- **Problem**: Reproduce all of the data that follows, character for character.

- **Supplied material**:
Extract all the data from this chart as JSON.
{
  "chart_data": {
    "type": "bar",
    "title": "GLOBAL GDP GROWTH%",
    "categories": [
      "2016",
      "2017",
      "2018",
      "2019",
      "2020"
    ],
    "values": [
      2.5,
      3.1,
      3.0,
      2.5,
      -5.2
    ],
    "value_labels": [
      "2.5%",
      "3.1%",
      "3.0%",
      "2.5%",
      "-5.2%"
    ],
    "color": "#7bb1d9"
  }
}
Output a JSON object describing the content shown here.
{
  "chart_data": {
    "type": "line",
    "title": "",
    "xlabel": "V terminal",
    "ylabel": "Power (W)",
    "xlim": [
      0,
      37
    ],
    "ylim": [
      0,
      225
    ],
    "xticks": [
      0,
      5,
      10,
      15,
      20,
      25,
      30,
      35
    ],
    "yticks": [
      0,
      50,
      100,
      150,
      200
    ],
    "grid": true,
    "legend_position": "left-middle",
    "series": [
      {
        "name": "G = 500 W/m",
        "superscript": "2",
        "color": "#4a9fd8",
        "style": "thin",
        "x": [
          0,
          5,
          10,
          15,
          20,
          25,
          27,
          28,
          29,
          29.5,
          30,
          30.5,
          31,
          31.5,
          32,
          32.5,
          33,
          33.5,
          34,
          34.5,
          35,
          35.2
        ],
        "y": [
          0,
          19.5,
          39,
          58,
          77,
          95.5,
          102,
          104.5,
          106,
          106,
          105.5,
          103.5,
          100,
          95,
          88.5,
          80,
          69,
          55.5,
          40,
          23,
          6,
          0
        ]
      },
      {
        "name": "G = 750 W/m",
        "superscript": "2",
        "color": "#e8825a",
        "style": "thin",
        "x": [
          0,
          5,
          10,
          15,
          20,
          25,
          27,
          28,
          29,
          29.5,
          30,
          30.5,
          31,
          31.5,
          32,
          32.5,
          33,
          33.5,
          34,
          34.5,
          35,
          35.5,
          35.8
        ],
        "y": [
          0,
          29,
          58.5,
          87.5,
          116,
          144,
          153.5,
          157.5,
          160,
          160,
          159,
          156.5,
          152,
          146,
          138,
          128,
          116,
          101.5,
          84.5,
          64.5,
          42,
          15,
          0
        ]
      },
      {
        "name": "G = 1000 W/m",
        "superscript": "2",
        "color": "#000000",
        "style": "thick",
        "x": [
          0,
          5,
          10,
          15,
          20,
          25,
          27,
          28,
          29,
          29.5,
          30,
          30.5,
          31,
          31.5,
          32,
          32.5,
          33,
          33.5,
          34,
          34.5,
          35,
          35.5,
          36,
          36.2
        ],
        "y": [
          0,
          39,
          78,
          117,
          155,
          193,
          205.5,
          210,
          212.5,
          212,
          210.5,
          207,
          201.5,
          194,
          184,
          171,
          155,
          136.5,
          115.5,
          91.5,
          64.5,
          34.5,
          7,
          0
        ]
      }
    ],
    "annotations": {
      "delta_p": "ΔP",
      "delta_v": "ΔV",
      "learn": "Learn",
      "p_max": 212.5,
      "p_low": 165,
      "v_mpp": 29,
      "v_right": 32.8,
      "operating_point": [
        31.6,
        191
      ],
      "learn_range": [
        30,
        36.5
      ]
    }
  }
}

- **Solution below**:
Extract all the data from this chart as JSON.
{
  "chart_data": {
    "type": "bar",
    "title": "GLOBAL GDP GROWTH%",
    "categories": [
      "2016",
      "2017",
      "2018",
      "2019",
      "2020"
    ],
    "values": [
      2.5,
      3.1,
      3.0,
      2.5,
      -5.2
    ],
    "value_labels": [
      "2.5%",
      "3.1%",
      "3.0%",
      "2.5%",
      "-5.2%"
    ],
    "color": "#7bb1d9"
  }
}
Output a JSON object describing the content shown here.
{
  "chart_data": {
    "type": "line",
    "title": "",
    "xlabel": "V terminal",
    "ylabel": "Power (W)",
    "xlim": [
      0,
      37
    ],
    "ylim": [
      0,
      225
    ],
    "xticks": [
      0,
      5,
      10,
      15,
      20,
      25,
      30,
      35
    ],
    "yticks": [
      0,
      50,
      100,
      150,
      200
    ],
    "grid": true,
    "legend_position": "left-middle",
    "series": [
      {
        "name": "G = 500 W/m",
        "superscript": "2",
        "color": "#4a9fd8",
        "style": "thin",
        "x": [
          0,
          5,
          10,
          15,
          20,
          25,
          27,
          28,
          29,
          29.5,
          30,
          30.5,
          31,
          31.5,
          32,
          32.5,
          33,
          33.5,
          34,
          34.5,
          35,
          35.2
        ],
        "y": [
          0,
          19.5,
          39,
          58,
          77,
          95.5,
          102,
          104.5,
          106,
          106,
          105.5,
          103.5,
          100,
          95,
          88.5,
          80,
          69,
          55.5,
          40,
          23,
          6,
          0
        ]
      },
      {
        "name": "G = 750 W/m",
        "superscript": "2",
        "color": "#e8825a",
        "style": "thin",
        "x": [
          0,
          5,
          10,
          15,
          20,
          25,
          27,
          28,
          29,
          29.5,
          30,
          30.5,
          31,
          31.5,
          32,
          32.5,
          33,
          33.5,
          34,
          34.5,
          35,
          35.5,
          35.8
        ],
        "y": [
          0,
          29,
          58.5,
          87.5,
          116,
          144,
          153.5,
          157.5,
          160,
          160,
          159,
          156.5,
          152,
          146,
          138,
          128,
          116,
          101.5,
          84.5,
          64.5,
          42,
          15,
          0
        ]
      },
      {
        "name": "G = 1000 W/m",
        "superscript": "2",
        "color": "#000000",
        "style": "thick",
        "x": [
          0,
          5,
          10,
          15,
          20,
          25,
          27,
          28,
          29,
          29.5,
          30,
          30.5,
          31,
          31.5,
          32,
          32.5,
          33,
          33.5,
          34,
          34.5,
          35,
          35.5,
          36,
          36.2
        ],
        "y": [
          0,
          39,
          78,
          117,
          155,
          193,
          205.5,
          210,
          212.5,
          212,
          210.5,
          207,
          201.5,
          194,
          184,
          171,
          155,
          136.5,
          115.5,
          91.5,
          64.5,
          34.5,
          7,
          0
        ]
      }
    ],
    "annotations": {
      "delta_p": "ΔP",
      "delta_v": "ΔV",
      "learn": "Learn",
      "p_max": 212.5,
      "p_low": 165,
      "v_mpp": 29,
      "v_right": 32.8,
      "operating_point": [
        31.6,
        191
      ],
      "learn_range": [
        30,
        36.5
      ]
    }
  }
}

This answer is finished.